WRITTEN INSTRUCTION
Copy the listing below, swapping every "share-icon" for "repost-icon" and leaving everything else untouched.

THE DATA

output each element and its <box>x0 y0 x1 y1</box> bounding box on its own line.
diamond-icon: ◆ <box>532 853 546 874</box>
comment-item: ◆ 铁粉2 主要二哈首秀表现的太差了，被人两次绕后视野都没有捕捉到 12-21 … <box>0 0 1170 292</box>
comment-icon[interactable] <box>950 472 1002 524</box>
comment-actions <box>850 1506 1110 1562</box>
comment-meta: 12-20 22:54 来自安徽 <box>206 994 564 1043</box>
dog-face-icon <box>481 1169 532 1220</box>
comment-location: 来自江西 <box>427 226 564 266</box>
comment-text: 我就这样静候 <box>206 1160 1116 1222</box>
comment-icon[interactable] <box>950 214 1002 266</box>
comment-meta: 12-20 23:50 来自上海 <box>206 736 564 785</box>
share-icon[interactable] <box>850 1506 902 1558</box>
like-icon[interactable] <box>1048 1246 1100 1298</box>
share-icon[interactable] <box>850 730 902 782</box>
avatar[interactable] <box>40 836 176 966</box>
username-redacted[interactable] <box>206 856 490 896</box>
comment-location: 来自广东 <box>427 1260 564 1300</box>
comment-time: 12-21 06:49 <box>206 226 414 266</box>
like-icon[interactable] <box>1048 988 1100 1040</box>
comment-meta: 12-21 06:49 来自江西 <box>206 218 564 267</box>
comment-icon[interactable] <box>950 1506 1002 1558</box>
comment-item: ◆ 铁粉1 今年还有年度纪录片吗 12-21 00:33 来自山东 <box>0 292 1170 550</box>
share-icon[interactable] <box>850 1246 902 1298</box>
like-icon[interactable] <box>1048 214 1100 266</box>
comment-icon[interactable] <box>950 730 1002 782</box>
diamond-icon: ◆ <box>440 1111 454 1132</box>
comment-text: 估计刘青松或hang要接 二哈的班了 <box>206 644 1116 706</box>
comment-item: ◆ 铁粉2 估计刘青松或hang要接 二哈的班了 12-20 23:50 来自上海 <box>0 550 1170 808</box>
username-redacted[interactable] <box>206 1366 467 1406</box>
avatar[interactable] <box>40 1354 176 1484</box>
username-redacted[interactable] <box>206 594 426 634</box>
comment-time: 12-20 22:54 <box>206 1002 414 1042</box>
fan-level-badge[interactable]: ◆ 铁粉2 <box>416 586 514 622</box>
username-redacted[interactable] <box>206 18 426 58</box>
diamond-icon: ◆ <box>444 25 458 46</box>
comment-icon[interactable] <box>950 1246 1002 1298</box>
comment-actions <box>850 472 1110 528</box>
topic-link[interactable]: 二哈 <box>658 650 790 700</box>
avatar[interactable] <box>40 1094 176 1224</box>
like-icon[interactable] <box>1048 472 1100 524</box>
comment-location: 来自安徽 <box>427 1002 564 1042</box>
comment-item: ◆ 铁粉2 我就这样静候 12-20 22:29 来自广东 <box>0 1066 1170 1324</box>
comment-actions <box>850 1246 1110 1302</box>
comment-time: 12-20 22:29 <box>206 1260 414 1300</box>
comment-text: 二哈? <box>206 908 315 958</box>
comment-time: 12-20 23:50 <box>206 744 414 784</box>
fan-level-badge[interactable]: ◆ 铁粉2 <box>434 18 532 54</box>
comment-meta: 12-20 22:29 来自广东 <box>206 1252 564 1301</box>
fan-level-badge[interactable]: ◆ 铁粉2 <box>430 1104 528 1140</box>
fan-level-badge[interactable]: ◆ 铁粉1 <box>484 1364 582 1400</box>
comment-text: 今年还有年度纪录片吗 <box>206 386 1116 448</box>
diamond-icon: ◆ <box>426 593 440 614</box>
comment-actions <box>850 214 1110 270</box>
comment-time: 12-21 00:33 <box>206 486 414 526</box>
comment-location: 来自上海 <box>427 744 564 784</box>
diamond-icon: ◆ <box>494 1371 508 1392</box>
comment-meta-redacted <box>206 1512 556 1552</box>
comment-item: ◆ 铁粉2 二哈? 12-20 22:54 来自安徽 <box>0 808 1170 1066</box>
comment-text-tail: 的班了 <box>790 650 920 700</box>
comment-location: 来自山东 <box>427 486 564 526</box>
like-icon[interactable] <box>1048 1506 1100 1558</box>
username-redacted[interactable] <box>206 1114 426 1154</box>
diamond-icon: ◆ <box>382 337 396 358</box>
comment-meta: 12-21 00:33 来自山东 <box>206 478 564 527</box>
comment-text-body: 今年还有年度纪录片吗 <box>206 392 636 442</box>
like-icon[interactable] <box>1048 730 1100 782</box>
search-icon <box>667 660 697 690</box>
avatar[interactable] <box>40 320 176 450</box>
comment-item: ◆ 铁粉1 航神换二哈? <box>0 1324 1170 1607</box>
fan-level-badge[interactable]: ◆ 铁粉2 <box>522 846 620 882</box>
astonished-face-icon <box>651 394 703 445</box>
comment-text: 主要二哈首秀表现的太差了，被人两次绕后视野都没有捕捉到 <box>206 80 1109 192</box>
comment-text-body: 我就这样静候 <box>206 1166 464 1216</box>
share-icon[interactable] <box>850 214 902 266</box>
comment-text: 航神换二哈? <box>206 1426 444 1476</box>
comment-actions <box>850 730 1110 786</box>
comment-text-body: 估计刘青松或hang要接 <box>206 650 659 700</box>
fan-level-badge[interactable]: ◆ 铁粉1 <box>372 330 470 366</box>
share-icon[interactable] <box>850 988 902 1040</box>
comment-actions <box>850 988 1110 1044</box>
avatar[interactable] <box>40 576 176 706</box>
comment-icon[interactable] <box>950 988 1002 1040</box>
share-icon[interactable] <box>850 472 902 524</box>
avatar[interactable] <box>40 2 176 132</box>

SOLUTION TO THIS PROBLEM
output each element and its <box>x0 y0 x1 y1</box> bounding box on its own line.
diamond-icon: ◆ <box>532 853 546 874</box>
comment-item: ◆ 铁粉2 主要二哈首秀表现的太差了，被人两次绕后视野都没有捕捉到 12-21 … <box>0 0 1170 292</box>
comment-icon[interactable] <box>950 472 1002 524</box>
comment-actions <box>850 1506 1110 1562</box>
comment-meta: 12-20 22:54 来自安徽 <box>206 994 564 1043</box>
dog-face-icon <box>481 1169 532 1220</box>
comment-location: 来自江西 <box>427 226 564 266</box>
comment-text: 我就这样静候 <box>206 1160 1116 1222</box>
comment-icon[interactable] <box>950 214 1002 266</box>
comment-meta: 12-20 23:50 来自上海 <box>206 736 564 785</box>
repost-icon[interactable] <box>850 1506 902 1558</box>
like-icon[interactable] <box>1048 1246 1100 1298</box>
repost-icon[interactable] <box>850 730 902 782</box>
avatar[interactable] <box>40 836 176 966</box>
username-redacted[interactable] <box>206 856 490 896</box>
comment-location: 来自广东 <box>427 1260 564 1300</box>
comment-time: 12-21 06:49 <box>206 226 414 266</box>
like-icon[interactable] <box>1048 988 1100 1040</box>
comment-meta: 12-21 06:49 来自江西 <box>206 218 564 267</box>
comment-icon[interactable] <box>950 1506 1002 1558</box>
comment-item: ◆ 铁粉1 今年还有年度纪录片吗 12-21 00:33 来自山东 <box>0 292 1170 550</box>
repost-icon[interactable] <box>850 1246 902 1298</box>
like-icon[interactable] <box>1048 214 1100 266</box>
comment-icon[interactable] <box>950 730 1002 782</box>
diamond-icon: ◆ <box>440 1111 454 1132</box>
comment-text: 估计刘青松或hang要接 二哈的班了 <box>206 644 1116 706</box>
comment-item: ◆ 铁粉2 估计刘青松或hang要接 二哈的班了 12-20 23:50 来自上海 <box>0 550 1170 808</box>
username-redacted[interactable] <box>206 1366 467 1406</box>
avatar[interactable] <box>40 1354 176 1484</box>
username-redacted[interactable] <box>206 594 426 634</box>
comment-time: 12-20 22:54 <box>206 1002 414 1042</box>
fan-level-badge[interactable]: ◆ 铁粉2 <box>416 586 514 622</box>
username-redacted[interactable] <box>206 18 426 58</box>
diamond-icon: ◆ <box>444 25 458 46</box>
comment-icon[interactable] <box>950 1246 1002 1298</box>
comment-actions <box>850 472 1110 528</box>
topic-link[interactable]: 二哈 <box>658 650 790 700</box>
avatar[interactable] <box>40 1094 176 1224</box>
like-icon[interactable] <box>1048 472 1100 524</box>
comment-location: 来自安徽 <box>427 1002 564 1042</box>
comment-item: ◆ 铁粉2 我就这样静候 12-20 22:29 来自广东 <box>0 1066 1170 1324</box>
comment-actions <box>850 1246 1110 1302</box>
comment-time: 12-20 22:29 <box>206 1260 414 1300</box>
comment-text: 二哈? <box>206 908 315 958</box>
comment-time: 12-20 23:50 <box>206 744 414 784</box>
fan-level-badge[interactable]: ◆ 铁粉2 <box>434 18 532 54</box>
comment-meta: 12-20 22:29 来自广东 <box>206 1252 564 1301</box>
fan-level-badge[interactable]: ◆ 铁粉2 <box>430 1104 528 1140</box>
fan-level-badge[interactable]: ◆ 铁粉1 <box>484 1364 582 1400</box>
comment-text: 今年还有年度纪录片吗 <box>206 386 1116 448</box>
diamond-icon: ◆ <box>426 593 440 614</box>
comment-actions <box>850 214 1110 270</box>
comment-time: 12-21 00:33 <box>206 486 414 526</box>
comment-location: 来自上海 <box>427 744 564 784</box>
diamond-icon: ◆ <box>494 1371 508 1392</box>
comment-meta-redacted <box>206 1512 556 1552</box>
comment-item: ◆ 铁粉2 二哈? 12-20 22:54 来自安徽 <box>0 808 1170 1066</box>
comment-text-tail: 的班了 <box>790 650 920 700</box>
comment-location: 来自山东 <box>427 486 564 526</box>
like-icon[interactable] <box>1048 1506 1100 1558</box>
username-redacted[interactable] <box>206 1114 426 1154</box>
diamond-icon: ◆ <box>382 337 396 358</box>
comment-meta: 12-21 00:33 来自山东 <box>206 478 564 527</box>
comment-text-body: 今年还有年度纪录片吗 <box>206 392 636 442</box>
like-icon[interactable] <box>1048 730 1100 782</box>
search-icon <box>667 660 697 690</box>
avatar[interactable] <box>40 320 176 450</box>
comment-item: ◆ 铁粉1 航神换二哈? <box>0 1324 1170 1607</box>
fan-level-badge[interactable]: ◆ 铁粉2 <box>522 846 620 882</box>
astonished-face-icon <box>651 394 703 445</box>
comment-text: 主要二哈首秀表现的太差了，被人两次绕后视野都没有捕捉到 <box>206 80 1109 192</box>
comment-text-body: 我就这样静候 <box>206 1166 464 1216</box>
repost-icon[interactable] <box>850 214 902 266</box>
comment-text: 航神换二哈? <box>206 1426 444 1476</box>
comment-actions <box>850 730 1110 786</box>
comment-text-body: 估计刘青松或hang要接 <box>206 650 659 700</box>
fan-level-badge[interactable]: ◆ 铁粉1 <box>372 330 470 366</box>
repost-icon[interactable] <box>850 988 902 1040</box>
comment-actions <box>850 988 1110 1044</box>
avatar[interactable] <box>40 576 176 706</box>
comment-icon[interactable] <box>950 988 1002 1040</box>
repost-icon[interactable] <box>850 472 902 524</box>
avatar[interactable] <box>40 2 176 132</box>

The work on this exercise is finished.